* Exercise description
If a line in the entries below includes the string "xlabel", copy it out.

* Listed records
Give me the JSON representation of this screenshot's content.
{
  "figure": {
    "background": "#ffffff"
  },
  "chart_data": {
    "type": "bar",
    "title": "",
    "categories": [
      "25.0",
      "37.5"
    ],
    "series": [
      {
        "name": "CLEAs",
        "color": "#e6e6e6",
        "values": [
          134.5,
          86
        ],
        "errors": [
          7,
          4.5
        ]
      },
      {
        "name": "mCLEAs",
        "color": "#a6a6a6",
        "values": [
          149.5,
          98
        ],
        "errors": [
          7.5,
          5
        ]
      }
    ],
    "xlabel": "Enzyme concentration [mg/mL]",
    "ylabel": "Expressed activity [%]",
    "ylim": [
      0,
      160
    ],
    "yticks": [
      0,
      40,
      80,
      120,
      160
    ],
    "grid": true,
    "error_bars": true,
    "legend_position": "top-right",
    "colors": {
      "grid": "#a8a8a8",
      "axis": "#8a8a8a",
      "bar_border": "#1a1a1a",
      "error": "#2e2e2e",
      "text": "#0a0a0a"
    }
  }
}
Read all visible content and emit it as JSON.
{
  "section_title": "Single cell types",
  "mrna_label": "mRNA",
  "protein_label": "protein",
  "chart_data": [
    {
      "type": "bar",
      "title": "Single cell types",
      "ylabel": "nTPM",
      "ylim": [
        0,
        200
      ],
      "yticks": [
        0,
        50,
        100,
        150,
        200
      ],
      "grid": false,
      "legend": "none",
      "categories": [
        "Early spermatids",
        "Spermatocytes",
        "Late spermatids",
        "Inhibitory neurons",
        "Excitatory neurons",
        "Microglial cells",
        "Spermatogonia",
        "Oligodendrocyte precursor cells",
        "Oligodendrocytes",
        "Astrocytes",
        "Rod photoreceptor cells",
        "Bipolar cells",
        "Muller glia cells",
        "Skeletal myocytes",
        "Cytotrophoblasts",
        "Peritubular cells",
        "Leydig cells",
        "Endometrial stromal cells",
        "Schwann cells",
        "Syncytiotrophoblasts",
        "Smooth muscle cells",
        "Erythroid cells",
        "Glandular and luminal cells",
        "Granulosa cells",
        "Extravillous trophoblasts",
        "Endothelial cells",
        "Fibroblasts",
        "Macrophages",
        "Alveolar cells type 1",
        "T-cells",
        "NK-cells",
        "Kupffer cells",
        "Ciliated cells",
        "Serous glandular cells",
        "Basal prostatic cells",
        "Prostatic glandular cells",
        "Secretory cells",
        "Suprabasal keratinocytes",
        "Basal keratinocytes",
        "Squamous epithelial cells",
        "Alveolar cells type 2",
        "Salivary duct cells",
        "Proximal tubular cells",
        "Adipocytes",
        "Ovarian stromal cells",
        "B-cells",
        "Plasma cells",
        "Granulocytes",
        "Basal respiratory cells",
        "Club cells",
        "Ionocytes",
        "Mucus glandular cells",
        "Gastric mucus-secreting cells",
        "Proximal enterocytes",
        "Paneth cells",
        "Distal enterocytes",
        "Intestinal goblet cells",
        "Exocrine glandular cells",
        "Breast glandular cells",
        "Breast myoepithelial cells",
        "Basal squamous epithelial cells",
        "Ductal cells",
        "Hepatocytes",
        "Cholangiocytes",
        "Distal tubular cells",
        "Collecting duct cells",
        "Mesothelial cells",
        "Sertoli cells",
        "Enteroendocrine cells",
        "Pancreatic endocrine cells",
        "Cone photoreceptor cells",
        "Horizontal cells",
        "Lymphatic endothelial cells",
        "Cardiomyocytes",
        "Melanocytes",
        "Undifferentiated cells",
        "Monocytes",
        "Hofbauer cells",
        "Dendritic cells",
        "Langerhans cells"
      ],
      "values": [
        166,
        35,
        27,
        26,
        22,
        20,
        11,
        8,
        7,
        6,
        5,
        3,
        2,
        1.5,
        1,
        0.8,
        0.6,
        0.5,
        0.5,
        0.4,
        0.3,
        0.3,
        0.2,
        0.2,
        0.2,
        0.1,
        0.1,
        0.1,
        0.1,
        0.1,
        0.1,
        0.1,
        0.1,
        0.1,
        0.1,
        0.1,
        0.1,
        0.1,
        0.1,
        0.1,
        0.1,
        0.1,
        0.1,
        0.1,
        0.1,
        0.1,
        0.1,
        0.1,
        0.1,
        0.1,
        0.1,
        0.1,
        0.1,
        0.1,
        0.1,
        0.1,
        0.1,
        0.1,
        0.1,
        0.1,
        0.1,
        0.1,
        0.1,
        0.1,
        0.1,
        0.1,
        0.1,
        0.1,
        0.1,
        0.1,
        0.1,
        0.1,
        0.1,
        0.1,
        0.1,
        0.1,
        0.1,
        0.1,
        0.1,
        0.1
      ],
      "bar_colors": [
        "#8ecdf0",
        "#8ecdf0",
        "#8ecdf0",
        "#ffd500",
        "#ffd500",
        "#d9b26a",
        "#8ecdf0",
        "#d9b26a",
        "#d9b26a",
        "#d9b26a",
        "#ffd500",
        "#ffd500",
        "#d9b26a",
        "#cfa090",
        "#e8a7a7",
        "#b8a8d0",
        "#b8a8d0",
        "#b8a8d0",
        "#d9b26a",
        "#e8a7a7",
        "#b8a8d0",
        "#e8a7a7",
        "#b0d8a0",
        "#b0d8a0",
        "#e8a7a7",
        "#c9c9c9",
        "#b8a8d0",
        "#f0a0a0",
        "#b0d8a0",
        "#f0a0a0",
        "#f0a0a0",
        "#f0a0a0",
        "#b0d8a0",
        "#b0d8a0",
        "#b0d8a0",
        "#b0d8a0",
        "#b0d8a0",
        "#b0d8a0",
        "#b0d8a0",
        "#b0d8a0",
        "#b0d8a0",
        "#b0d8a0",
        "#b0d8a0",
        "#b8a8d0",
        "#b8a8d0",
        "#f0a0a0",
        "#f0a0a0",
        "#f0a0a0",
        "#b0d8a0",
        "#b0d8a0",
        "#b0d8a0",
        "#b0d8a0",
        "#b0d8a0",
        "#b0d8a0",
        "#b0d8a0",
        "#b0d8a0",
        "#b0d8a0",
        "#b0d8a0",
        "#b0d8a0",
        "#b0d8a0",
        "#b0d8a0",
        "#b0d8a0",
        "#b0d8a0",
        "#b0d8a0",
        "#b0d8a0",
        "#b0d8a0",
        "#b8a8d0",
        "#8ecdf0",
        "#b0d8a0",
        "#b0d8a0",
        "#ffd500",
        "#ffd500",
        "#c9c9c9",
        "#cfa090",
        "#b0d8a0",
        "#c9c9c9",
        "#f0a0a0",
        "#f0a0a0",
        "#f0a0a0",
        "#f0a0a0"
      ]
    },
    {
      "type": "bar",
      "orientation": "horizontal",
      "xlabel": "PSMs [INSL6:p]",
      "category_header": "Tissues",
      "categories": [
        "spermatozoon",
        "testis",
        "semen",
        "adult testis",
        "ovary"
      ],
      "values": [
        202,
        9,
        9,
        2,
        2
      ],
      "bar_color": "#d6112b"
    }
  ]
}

* Problem solution
    "xlabel": "Enzyme concentration [mg/mL]",
      "xlabel": "PSMs [INSL6:p]",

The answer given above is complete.